• _DATA RECORDS_
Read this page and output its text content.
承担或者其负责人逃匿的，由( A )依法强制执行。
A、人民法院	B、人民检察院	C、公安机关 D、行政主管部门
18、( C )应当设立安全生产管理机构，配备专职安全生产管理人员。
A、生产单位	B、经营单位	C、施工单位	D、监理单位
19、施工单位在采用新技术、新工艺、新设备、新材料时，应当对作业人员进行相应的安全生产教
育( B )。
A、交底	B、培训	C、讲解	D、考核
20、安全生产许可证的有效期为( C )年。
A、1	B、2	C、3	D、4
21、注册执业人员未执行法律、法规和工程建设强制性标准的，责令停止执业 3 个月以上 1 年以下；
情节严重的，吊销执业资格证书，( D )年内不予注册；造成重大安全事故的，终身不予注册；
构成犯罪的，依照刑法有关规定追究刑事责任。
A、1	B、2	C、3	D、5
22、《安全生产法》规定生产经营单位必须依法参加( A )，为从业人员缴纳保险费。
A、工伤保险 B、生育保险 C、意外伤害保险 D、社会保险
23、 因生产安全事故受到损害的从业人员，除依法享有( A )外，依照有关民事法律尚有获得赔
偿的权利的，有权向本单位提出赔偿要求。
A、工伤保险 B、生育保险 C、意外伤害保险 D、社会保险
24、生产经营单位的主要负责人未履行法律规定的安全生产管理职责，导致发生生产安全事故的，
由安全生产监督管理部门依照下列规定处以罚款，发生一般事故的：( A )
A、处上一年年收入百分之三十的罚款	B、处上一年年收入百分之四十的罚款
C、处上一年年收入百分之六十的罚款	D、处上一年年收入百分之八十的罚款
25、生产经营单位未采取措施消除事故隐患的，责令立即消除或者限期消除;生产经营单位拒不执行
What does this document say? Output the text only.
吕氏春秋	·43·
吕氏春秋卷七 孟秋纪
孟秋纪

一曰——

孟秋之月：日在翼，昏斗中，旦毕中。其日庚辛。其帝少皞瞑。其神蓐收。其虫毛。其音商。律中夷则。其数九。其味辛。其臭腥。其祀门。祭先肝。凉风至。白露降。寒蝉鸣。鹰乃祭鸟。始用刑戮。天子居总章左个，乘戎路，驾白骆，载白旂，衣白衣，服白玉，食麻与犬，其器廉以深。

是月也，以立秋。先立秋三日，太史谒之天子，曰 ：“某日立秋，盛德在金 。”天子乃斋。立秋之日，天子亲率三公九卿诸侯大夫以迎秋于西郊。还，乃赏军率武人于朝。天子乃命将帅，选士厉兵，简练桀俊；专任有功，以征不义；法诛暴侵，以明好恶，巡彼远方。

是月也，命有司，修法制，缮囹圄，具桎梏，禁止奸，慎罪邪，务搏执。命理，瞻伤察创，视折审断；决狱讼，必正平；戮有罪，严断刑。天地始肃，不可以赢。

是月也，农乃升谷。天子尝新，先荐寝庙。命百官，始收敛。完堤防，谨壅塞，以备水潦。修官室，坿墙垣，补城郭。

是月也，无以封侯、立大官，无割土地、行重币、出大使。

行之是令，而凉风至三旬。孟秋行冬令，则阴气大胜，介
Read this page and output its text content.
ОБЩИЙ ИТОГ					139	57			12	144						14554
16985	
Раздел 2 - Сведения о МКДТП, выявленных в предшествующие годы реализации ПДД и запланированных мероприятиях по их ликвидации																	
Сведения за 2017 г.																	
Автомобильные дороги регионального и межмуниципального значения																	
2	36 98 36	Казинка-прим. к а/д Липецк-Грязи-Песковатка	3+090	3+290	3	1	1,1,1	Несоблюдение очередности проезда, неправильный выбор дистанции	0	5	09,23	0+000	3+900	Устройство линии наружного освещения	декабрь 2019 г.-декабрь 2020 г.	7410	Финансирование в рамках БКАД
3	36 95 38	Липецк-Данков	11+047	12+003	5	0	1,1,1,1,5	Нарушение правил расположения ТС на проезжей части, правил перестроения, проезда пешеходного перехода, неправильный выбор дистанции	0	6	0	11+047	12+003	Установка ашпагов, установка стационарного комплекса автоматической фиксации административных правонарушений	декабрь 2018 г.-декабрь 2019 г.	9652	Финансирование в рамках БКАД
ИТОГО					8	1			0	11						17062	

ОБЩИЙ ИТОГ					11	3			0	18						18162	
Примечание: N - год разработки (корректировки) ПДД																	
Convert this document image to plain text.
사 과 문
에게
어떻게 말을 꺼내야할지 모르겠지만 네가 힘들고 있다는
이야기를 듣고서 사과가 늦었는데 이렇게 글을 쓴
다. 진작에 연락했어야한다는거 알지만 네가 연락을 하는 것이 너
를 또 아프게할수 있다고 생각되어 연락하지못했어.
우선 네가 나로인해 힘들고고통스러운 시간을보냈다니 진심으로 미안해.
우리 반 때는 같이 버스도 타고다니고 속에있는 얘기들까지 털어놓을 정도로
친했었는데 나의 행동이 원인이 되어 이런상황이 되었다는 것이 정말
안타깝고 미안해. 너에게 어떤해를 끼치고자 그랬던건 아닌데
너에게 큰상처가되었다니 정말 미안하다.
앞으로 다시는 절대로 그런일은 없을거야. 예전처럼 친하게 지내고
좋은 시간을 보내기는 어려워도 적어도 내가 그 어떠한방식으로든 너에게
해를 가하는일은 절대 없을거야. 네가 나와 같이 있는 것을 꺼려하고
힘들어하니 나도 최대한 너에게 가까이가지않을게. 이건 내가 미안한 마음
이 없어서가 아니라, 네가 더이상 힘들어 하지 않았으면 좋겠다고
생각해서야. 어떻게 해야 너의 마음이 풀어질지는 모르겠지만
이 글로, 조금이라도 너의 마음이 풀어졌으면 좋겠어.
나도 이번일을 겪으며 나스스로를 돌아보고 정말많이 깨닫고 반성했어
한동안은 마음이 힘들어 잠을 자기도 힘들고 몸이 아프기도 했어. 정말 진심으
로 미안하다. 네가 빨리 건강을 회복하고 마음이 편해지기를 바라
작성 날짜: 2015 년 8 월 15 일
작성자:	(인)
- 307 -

• _WHAT YOU SHOULD DO_
All lines from the one containing "Convert this document image to plain text." through the final line of the listing above are to be reproduced exactly; include both and add nothing.

• _FULL ANSWER_
Convert this document image to plain text.
사 과 문
에게
어떻게 말을 꺼내야할지 모르겠지만 네가 힘들고 있다는
이야기를 듣고서 사과가 늦었는데 이렇게 글을 쓴
다. 진작에 연락했어야한다는거 알지만 네가 연락을 하는 것이 너
를 또 아프게할수 있다고 생각되어 연락하지못했어.
우선 네가 나로인해 힘들고고통스러운 시간을보냈다니 진심으로 미안해.
우리 반 때는 같이 버스도 타고다니고 속에있는 얘기들까지 털어놓을 정도로
친했었는데 나의 행동이 원인이 되어 이런상황이 되었다는 것이 정말
안타깝고 미안해. 너에게 어떤해를 끼치고자 그랬던건 아닌데
너에게 큰상처가되었다니 정말 미안하다.
앞으로 다시는 절대로 그런일은 없을거야. 예전처럼 친하게 지내고
좋은 시간을 보내기는 어려워도 적어도 내가 그 어떠한방식으로든 너에게
해를 가하는일은 절대 없을거야. 네가 나와 같이 있는 것을 꺼려하고
힘들어하니 나도 최대한 너에게 가까이가지않을게. 이건 내가 미안한 마음
이 없어서가 아니라, 네가 더이상 힘들어 하지 않았으면 좋겠다고
생각해서야. 어떻게 해야 너의 마음이 풀어질지는 모르겠지만
이 글로, 조금이라도 너의 마음이 풀어졌으면 좋겠어.
나도 이번일을 겪으며 나스스로를 돌아보고 정말많이 깨닫고 반성했어
한동안은 마음이 힘들어 잠을 자기도 힘들고 몸이 아프기도 했어. 정말 진심으
로 미안하다. 네가 빨리 건강을 회복하고 마음이 편해지기를 바라
작성 날짜: 2015 년 8 월 15 일
작성자:	(인)
- 307 -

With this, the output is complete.